TO BE DONE >>
Extract all records. Keep each one exact.
━━━━━ RAW DATA ━━━━━
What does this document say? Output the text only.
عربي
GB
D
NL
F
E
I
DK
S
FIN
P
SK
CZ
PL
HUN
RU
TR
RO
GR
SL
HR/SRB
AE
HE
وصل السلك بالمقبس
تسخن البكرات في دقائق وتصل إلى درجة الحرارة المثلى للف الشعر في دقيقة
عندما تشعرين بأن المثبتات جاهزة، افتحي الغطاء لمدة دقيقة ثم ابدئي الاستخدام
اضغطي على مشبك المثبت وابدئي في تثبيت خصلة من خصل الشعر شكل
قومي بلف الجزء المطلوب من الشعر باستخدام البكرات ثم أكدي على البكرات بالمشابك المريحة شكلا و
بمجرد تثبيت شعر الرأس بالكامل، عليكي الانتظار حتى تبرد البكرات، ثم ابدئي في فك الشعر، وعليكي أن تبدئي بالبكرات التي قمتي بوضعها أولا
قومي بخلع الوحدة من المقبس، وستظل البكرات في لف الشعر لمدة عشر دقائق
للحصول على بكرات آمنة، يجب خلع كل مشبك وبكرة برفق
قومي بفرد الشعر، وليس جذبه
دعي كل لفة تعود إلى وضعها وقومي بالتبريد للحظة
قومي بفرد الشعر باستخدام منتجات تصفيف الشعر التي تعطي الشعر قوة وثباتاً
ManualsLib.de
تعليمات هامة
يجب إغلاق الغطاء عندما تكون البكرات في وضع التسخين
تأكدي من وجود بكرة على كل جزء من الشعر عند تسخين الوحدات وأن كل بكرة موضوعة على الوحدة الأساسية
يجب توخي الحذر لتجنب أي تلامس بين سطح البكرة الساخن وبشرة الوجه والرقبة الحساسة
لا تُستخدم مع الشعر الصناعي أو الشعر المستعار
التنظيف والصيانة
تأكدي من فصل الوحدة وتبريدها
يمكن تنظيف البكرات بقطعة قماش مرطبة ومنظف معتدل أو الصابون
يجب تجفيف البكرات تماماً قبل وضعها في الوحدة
━━━━━
RESULT >>
What does this document say? Output the text only.
عربي
GB
D
NL
F
E
I
DK
S
FIN
P
SK
CZ
PL
HUN
RU
TR
RO
GR
SL
HR/SRB
AE
HE
وصل السلك بالمقبس
تسخن البكرات في دقائق وتصل إلى درجة الحرارة المثلى للف الشعر في دقيقة
عندما تشعرين بأن المثبتات جاهزة، افتحي الغطاء لمدة دقيقة ثم ابدئي الاستخدام
اضغطي على مشبك المثبت وابدئي في تثبيت خصلة من خصل الشعر شكل
قومي بلف الجزء المطلوب من الشعر باستخدام البكرات ثم أكدي على البكرات بالمشابك المريحة شكلا و
بمجرد تثبيت شعر الرأس بالكامل، عليكي الانتظار حتى تبرد البكرات، ثم ابدئي في فك الشعر، وعليكي أن تبدئي بالبكرات التي قمتي بوضعها أولا
قومي بخلع الوحدة من المقبس، وستظل البكرات في لف الشعر لمدة عشر دقائق
للحصول على بكرات آمنة، يجب خلع كل مشبك وبكرة برفق
قومي بفرد الشعر، وليس جذبه
دعي كل لفة تعود إلى وضعها وقومي بالتبريد للحظة
قومي بفرد الشعر باستخدام منتجات تصفيف الشعر التي تعطي الشعر قوة وثباتاً
ManualsLib.de
تعليمات هامة
يجب إغلاق الغطاء عندما تكون البكرات في وضع التسخين
تأكدي من وجود بكرة على كل جزء من الشعر عند تسخين الوحدات وأن كل بكرة موضوعة على الوحدة الأساسية
يجب توخي الحذر لتجنب أي تلامس بين سطح البكرة الساخن وبشرة الوجه والرقبة الحساسة
لا تُستخدم مع الشعر الصناعي أو الشعر المستعار
التنظيف والصيانة
تأكدي من فصل الوحدة وتبريدها
يمكن تنظيف البكرات بقطعة قماش مرطبة ومنظف معتدل أو الصابون
يجب تجفيف البكرات تماماً قبل وضعها في الوحدة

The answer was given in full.